===== Dataset entries

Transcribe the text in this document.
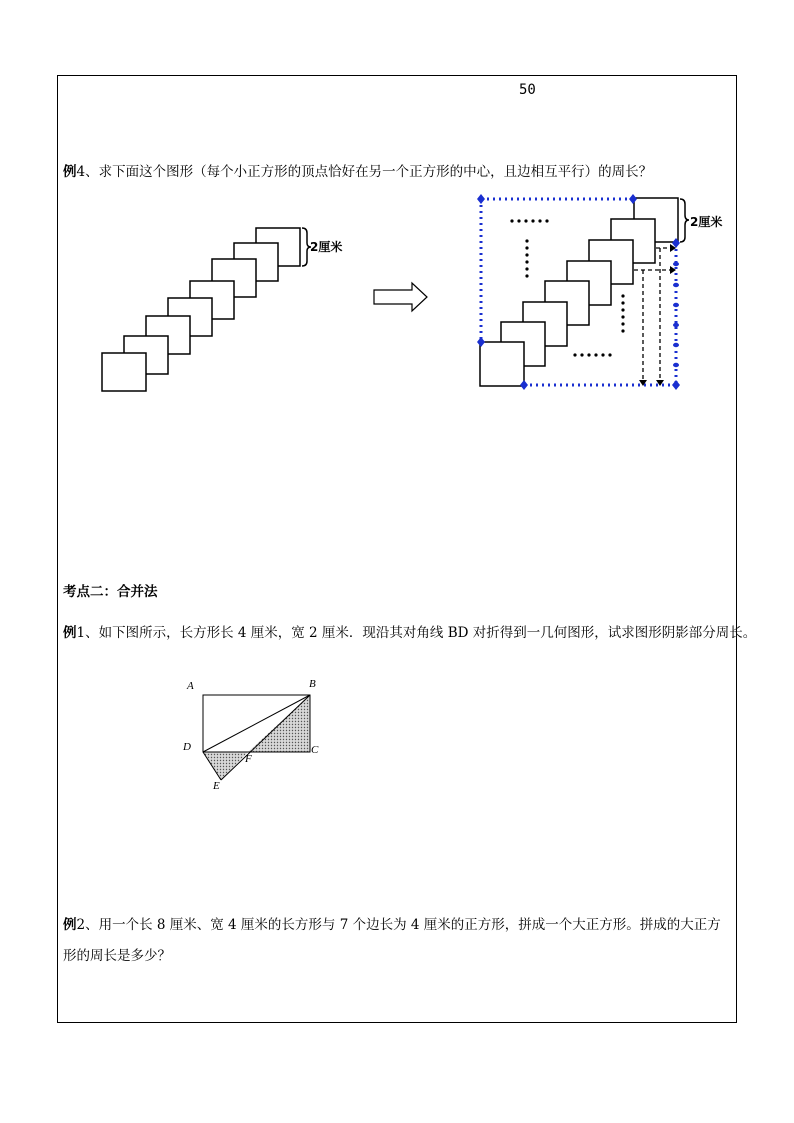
50
例4、求下面这个图形（每个小正方形的顶点恰好在另一个正方形的中心，且边相互平行）的周长？
2厘米
2厘米
考点二：合并法
例1、如下图所示，长方形长 4 厘米，宽 2 厘米．现沿其对角线 BD 对折得到一几何图形，试求图形阴影部分周长。
A	B
C
D
E
F
例2、用一个长 8 厘米、宽 4 厘米的长方形与 7 个边长为 4 厘米的正方形，拼成一个大正方形。拼成的大正方
形的周长是多少？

==========

Output the data above without changes, apart from leaving out the pictures.

Transcribe the text in this document.
50
例4、求下面这个图形（每个小正方形的顶点恰好在另一个正方形的中心，且边相互平行）的周长？
2厘米
2厘米
考点二：合并法
例1、如下图所示，长方形长 4 厘米，宽 2 厘米．现沿其对角线 BD 对折得到一几何图形，试求图形阴影部分周长。
A	B
C
D
E
F
例2、用一个长 8 厘米、宽 4 厘米的长方形与 7 个边长为 4 厘米的正方形，拼成一个大正方形。拼成的大正方
形的周长是多少？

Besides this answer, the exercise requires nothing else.